Problem requirements: Rewrite the data from the line with "lines-removed-badge: -0 bbox=[439, 371, 468, 389]" up to and including the line with "restore-checkpoint-icon[interactable] bbox=[744, 58, 772, 86]", putting "edit-icon" in place of "pencil-icon" and keeping everything else the same.
START Supplied material
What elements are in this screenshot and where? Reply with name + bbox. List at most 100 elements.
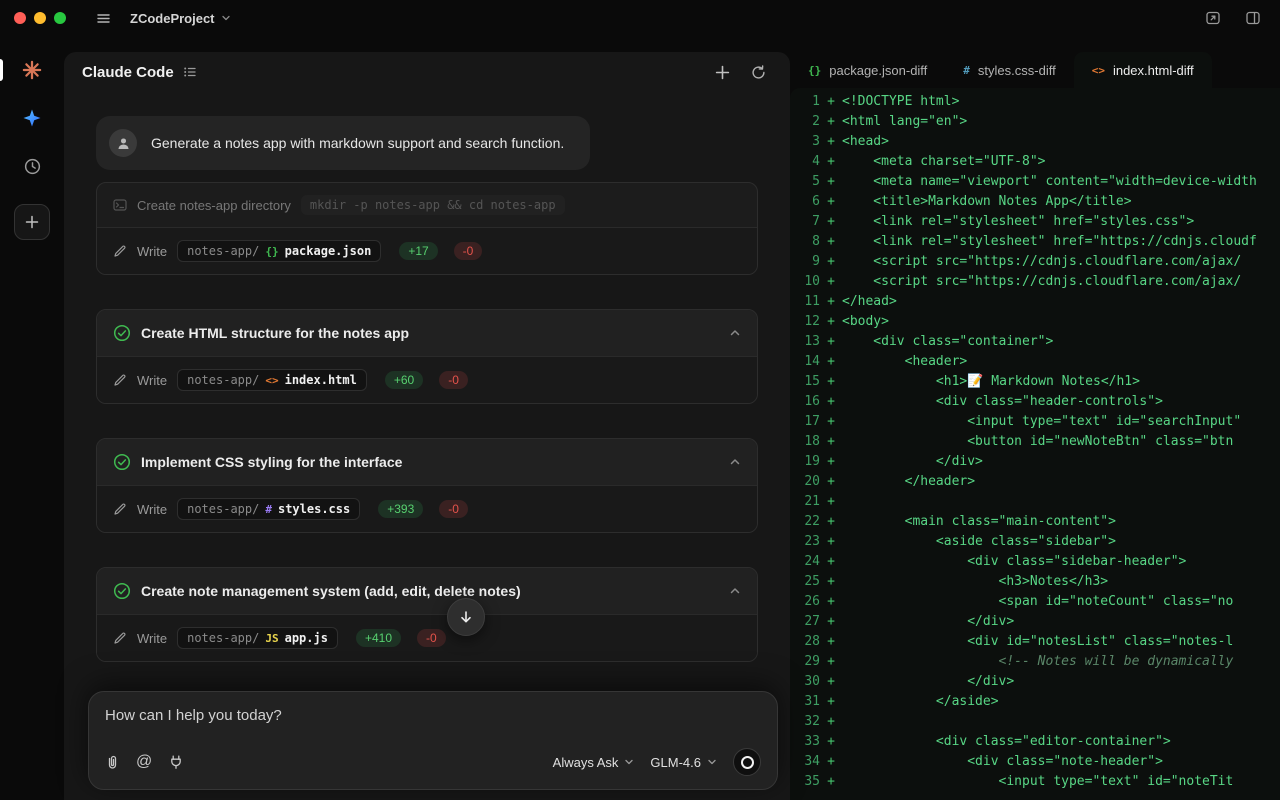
lines-removed-badge: -0 bbox=[439, 371, 468, 389]
voice-record-button[interactable] bbox=[733, 748, 761, 776]
attach-file-icon[interactable] bbox=[105, 754, 120, 770]
pencil-icon bbox=[113, 373, 127, 387]
task-header[interactable]: Implement CSS styling for the interface bbox=[97, 439, 757, 485]
diff-code-lines[interactable]: 1+<!DOCTYPE html>2+<html lang="en">3+<he… bbox=[790, 88, 1280, 800]
write-label: Write bbox=[137, 244, 167, 259]
mention-icon[interactable]: @ bbox=[136, 753, 152, 771]
diff-line: 15+ <h1>📝 Markdown Notes</h1> bbox=[790, 372, 1280, 392]
task-title: Create note management system (add, edit… bbox=[141, 583, 719, 599]
diff-line: 33+ <div class="editor-container"> bbox=[790, 732, 1280, 752]
diff-line: 3+<head> bbox=[790, 132, 1280, 152]
task-card: Create notes-app directory mkdir -p note… bbox=[96, 182, 758, 275]
hamburger-menu-icon[interactable] bbox=[90, 5, 116, 31]
diff-line: 34+ <div class="note-header"> bbox=[790, 752, 1280, 772]
model-select[interactable]: GLM-4.6 bbox=[650, 755, 717, 770]
restore-checkpoint-icon[interactable] bbox=[744, 58, 772, 86]
file-chip[interactable]: notes-app/ # styles.css bbox=[177, 498, 360, 520]
lines-added-badge: +17 bbox=[399, 242, 437, 260]
workspace: Claude Code Generate a notes app with ma… bbox=[0, 36, 1280, 800]
task-title: Implement CSS styling for the interface bbox=[141, 454, 719, 470]
zoom-window-icon[interactable] bbox=[54, 12, 66, 24]
chevron-up-icon[interactable] bbox=[729, 327, 741, 339]
app-window: ZCodeProject bbox=[0, 0, 1280, 800]
pencil-icon bbox=[113, 631, 127, 645]
diff-line: 1+<!DOCTYPE html> bbox=[790, 92, 1280, 112]
chevron-down-icon bbox=[624, 757, 634, 767]
diff-line: 12+<body> bbox=[790, 312, 1280, 332]
left-rail bbox=[0, 52, 64, 800]
file-chip[interactable]: notes-app/ <> index.html bbox=[177, 369, 367, 391]
check-circle-icon bbox=[113, 582, 131, 600]
diff-tab-bar: {} package.json-diff # styles.css-diff <… bbox=[790, 52, 1280, 88]
diff-line: 4+ <meta charset="UTF-8"> bbox=[790, 152, 1280, 172]
tab-styles-css-diff[interactable]: # styles.css-diff bbox=[945, 52, 1073, 88]
project-switcher[interactable]: ZCodeProject bbox=[130, 11, 231, 26]
project-name: ZCodeProject bbox=[130, 11, 215, 26]
chevron-up-icon[interactable] bbox=[729, 456, 741, 468]
sparkle-assistant-icon[interactable] bbox=[14, 100, 50, 136]
open-window-icon[interactable] bbox=[1200, 5, 1226, 31]
scroll-to-bottom-button[interactable] bbox=[447, 598, 485, 636]
file-chip[interactable]: notes-app/ JS app.js bbox=[177, 627, 338, 649]
check-circle-icon bbox=[113, 324, 131, 342]
file-dir: notes-app/ bbox=[187, 502, 259, 516]
file-name: styles.css bbox=[278, 502, 350, 516]
task-card: Create HTML structure for the notes app … bbox=[96, 309, 758, 404]
file-name: package.json bbox=[285, 244, 372, 258]
lines-removed-badge: -0 bbox=[439, 500, 468, 518]
diff-line: 23+ <aside class="sidebar"> bbox=[790, 532, 1280, 552]
new-session-button[interactable] bbox=[14, 204, 50, 240]
arrow-down-icon bbox=[458, 609, 474, 625]
record-ring-icon bbox=[741, 756, 754, 769]
diff-line: 35+ <input type="text" id="noteTit bbox=[790, 772, 1280, 792]
close-window-icon[interactable] bbox=[14, 12, 26, 24]
toggle-right-panel-icon[interactable] bbox=[1240, 5, 1266, 31]
active-indicator bbox=[0, 59, 3, 81]
diff-line: 25+ <h3>Notes</h3> bbox=[790, 572, 1280, 592]
file-dir: notes-app/ bbox=[187, 631, 259, 645]
model-value: GLM-4.6 bbox=[650, 755, 701, 770]
task-header[interactable]: Create note management system (add, edit… bbox=[97, 568, 757, 614]
claude-assistant-icon[interactable] bbox=[14, 52, 50, 88]
diff-line: 11+</head> bbox=[790, 292, 1280, 312]
terminal-icon bbox=[113, 198, 127, 212]
tab-index-html-diff[interactable]: <> index.html-diff bbox=[1074, 52, 1212, 88]
json-file-icon: {} bbox=[808, 64, 821, 77]
person-icon bbox=[116, 136, 131, 151]
permission-mode-select[interactable]: Always Ask bbox=[553, 755, 635, 770]
chat-input[interactable]: How can I help you today? bbox=[105, 707, 761, 724]
file-chip[interactable]: notes-app/ {} package.json bbox=[177, 240, 381, 262]
diff-line: 6+ <title>Markdown Notes App</title> bbox=[790, 192, 1280, 212]
task-title: Create HTML structure for the notes app bbox=[141, 325, 719, 341]
write-row: Write notes-app/ {} package.json +17 -0 bbox=[97, 227, 757, 274]
diff-line: 21+ bbox=[790, 492, 1280, 512]
html-file-icon: <> bbox=[265, 374, 278, 387]
write-row: Write notes-app/ <> index.html +60 -0 bbox=[97, 356, 757, 403]
diff-line: 13+ <div class="container"> bbox=[790, 332, 1280, 352]
tab-label: package.json-diff bbox=[829, 63, 927, 78]
pencil-icon bbox=[113, 244, 127, 258]
chevron-down-icon bbox=[221, 13, 231, 23]
task-header[interactable]: Create HTML structure for the notes app bbox=[97, 310, 757, 356]
connector-icon[interactable] bbox=[168, 754, 184, 770]
diff-line: 26+ <span id="noteCount" class="no bbox=[790, 592, 1280, 612]
diff-line: 10+ <script src="https://cdnjs.cloudflar… bbox=[790, 272, 1280, 292]
diff-line: 32+ bbox=[790, 712, 1280, 732]
tab-package-json-diff[interactable]: {} package.json-diff bbox=[790, 52, 945, 88]
write-label: Write bbox=[137, 502, 167, 517]
diff-line: 20+ </header> bbox=[790, 472, 1280, 492]
file-name: index.html bbox=[285, 373, 357, 387]
diff-panel: {} package.json-diff # styles.css-diff <… bbox=[790, 52, 1280, 800]
history-icon[interactable] bbox=[14, 148, 50, 184]
task-header[interactable]: Create notes-app directory mkdir -p note… bbox=[97, 183, 757, 227]
file-dir: notes-app/ bbox=[187, 244, 259, 258]
diff-line: 27+ </div> bbox=[790, 612, 1280, 632]
diff-line: 22+ <main class="main-content"> bbox=[790, 512, 1280, 532]
minimize-window-icon[interactable] bbox=[34, 12, 46, 24]
file-dir: notes-app/ bbox=[187, 373, 259, 387]
lines-added-badge: +410 bbox=[356, 629, 401, 647]
write-label: Write bbox=[137, 373, 167, 388]
new-chat-button[interactable] bbox=[708, 58, 736, 86]
chevron-up-icon[interactable] bbox=[729, 585, 741, 597]
lines-added-badge: +393 bbox=[378, 500, 423, 518]
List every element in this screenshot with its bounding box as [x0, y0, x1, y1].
END Supplied material
Final answer:
lines-removed-badge: -0 bbox=[439, 371, 468, 389]
voice-record-button[interactable] bbox=[733, 748, 761, 776]
attach-file-icon[interactable] bbox=[105, 754, 120, 770]
edit-icon bbox=[113, 373, 127, 387]
task-header[interactable]: Implement CSS styling for the interface bbox=[97, 439, 757, 485]
diff-code-lines[interactable]: 1+<!DOCTYPE html>2+<html lang="en">3+<he… bbox=[790, 88, 1280, 800]
write-label: Write bbox=[137, 244, 167, 259]
mention-icon[interactable]: @ bbox=[136, 753, 152, 771]
diff-line: 15+ <h1>📝 Markdown Notes</h1> bbox=[790, 372, 1280, 392]
task-title: Create note management system (add, edit… bbox=[141, 583, 719, 599]
diff-line: 33+ <div class="editor-container"> bbox=[790, 732, 1280, 752]
diff-line: 3+<head> bbox=[790, 132, 1280, 152]
task-card: Create notes-app directory mkdir -p note… bbox=[96, 182, 758, 275]
hamburger-menu-icon[interactable] bbox=[90, 5, 116, 31]
diff-line: 34+ <div class="note-header"> bbox=[790, 752, 1280, 772]
model-select[interactable]: GLM-4.6 bbox=[650, 755, 717, 770]
restore-checkpoint-icon[interactable] bbox=[744, 58, 772, 86]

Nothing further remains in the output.